━━━ INPUT ROWS

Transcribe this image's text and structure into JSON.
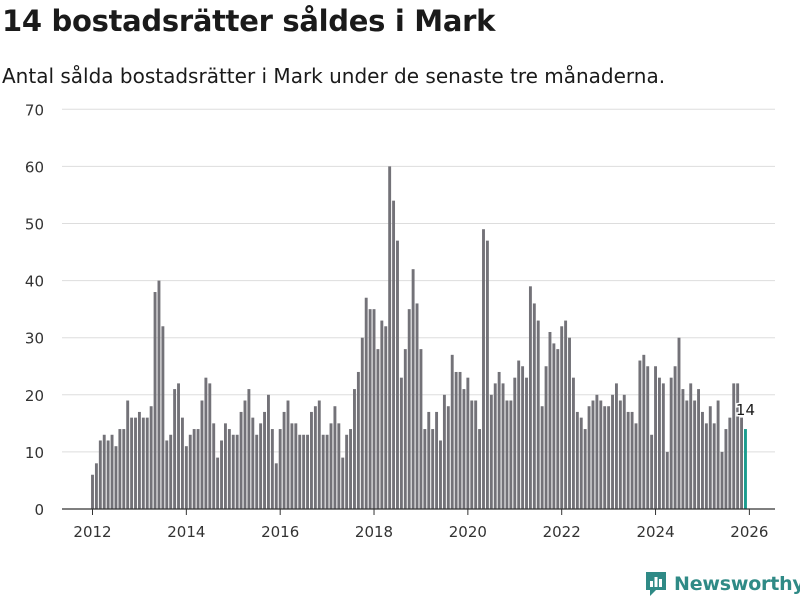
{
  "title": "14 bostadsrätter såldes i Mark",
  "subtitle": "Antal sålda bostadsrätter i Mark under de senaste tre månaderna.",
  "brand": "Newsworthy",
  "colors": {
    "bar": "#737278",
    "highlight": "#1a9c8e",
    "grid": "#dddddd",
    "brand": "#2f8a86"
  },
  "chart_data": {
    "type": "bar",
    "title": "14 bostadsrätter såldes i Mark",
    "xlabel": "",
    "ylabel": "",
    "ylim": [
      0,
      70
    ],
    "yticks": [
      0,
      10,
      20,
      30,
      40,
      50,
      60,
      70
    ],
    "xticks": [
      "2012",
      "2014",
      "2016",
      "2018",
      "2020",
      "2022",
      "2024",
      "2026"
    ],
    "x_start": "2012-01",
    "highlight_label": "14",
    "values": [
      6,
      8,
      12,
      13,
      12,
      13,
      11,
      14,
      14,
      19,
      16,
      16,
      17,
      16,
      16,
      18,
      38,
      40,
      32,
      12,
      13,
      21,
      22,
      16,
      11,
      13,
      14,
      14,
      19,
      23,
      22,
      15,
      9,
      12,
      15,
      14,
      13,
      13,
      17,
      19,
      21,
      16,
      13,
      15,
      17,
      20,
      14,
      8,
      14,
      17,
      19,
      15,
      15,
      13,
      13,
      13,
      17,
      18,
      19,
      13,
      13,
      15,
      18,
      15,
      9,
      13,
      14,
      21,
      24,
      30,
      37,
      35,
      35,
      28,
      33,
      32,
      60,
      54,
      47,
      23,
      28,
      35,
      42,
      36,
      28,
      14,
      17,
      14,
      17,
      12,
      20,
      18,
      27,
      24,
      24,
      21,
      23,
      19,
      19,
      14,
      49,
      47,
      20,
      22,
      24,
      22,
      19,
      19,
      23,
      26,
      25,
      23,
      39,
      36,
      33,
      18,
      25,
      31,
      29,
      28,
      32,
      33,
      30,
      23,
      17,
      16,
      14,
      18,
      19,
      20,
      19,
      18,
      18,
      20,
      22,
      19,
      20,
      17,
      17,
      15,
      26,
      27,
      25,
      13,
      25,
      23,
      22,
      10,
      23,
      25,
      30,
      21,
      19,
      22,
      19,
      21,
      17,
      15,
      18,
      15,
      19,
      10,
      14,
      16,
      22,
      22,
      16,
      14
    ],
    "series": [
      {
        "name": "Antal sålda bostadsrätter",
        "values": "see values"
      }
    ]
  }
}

━━━━━━
━━━ INPUT ROWS

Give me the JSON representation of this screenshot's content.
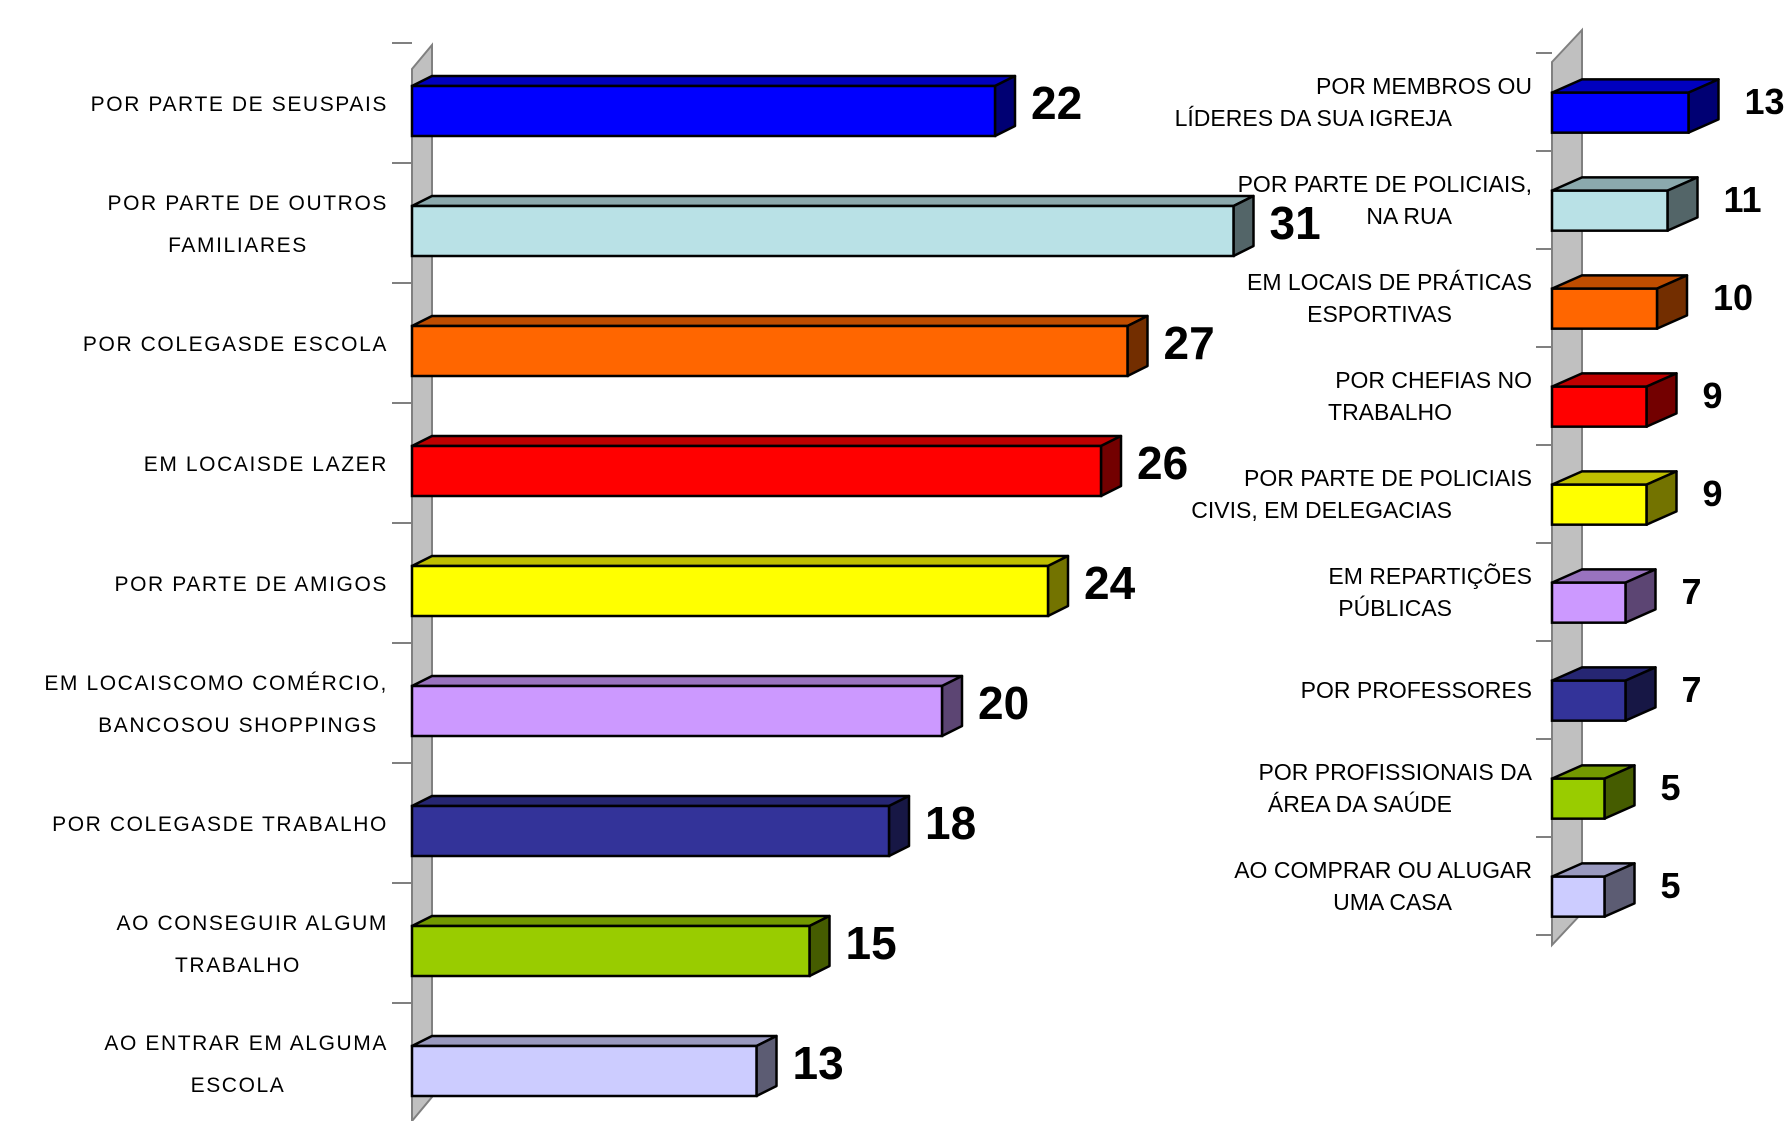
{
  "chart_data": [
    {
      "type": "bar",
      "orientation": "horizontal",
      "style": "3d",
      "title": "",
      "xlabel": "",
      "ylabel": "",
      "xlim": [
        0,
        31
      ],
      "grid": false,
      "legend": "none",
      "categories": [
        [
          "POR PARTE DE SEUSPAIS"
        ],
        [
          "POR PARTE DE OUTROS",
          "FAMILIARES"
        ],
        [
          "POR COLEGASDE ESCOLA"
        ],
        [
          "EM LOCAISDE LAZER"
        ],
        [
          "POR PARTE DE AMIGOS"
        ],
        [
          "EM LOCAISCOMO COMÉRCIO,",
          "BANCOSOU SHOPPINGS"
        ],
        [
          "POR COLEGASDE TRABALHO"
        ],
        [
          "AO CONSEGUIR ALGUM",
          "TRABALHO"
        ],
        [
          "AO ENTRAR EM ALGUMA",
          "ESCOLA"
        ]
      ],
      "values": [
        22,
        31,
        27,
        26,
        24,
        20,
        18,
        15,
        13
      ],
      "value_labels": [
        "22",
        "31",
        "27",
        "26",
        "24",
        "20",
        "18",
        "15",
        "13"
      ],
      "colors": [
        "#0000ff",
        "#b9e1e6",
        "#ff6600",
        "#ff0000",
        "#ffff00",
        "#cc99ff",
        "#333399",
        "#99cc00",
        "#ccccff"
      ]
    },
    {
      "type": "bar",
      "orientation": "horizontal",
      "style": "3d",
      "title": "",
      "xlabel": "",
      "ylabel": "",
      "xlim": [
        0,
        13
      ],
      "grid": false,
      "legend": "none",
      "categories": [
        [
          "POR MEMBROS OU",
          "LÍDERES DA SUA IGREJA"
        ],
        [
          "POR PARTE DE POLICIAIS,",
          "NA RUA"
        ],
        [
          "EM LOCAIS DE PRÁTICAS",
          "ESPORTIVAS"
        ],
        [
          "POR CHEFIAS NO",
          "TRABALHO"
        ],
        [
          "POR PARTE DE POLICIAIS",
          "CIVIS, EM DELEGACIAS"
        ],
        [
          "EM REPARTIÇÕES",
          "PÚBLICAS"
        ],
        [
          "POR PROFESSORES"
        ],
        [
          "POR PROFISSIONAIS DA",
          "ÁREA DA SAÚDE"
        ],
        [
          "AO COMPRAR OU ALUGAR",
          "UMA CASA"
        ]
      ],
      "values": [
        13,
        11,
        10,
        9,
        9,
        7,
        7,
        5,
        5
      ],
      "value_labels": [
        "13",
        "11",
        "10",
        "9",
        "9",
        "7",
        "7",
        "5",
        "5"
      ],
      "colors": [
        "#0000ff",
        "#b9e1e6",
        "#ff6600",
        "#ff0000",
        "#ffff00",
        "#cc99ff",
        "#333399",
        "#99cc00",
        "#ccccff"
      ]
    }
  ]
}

━━━━━━

From the data above, copy out every line with the string "sålda" in it.

[REPLY]
  "subtitle": "Antal sålda bostadsrätter i Mark under de senaste tre månaderna.",
        "name": "Antal sålda bostadsrätter",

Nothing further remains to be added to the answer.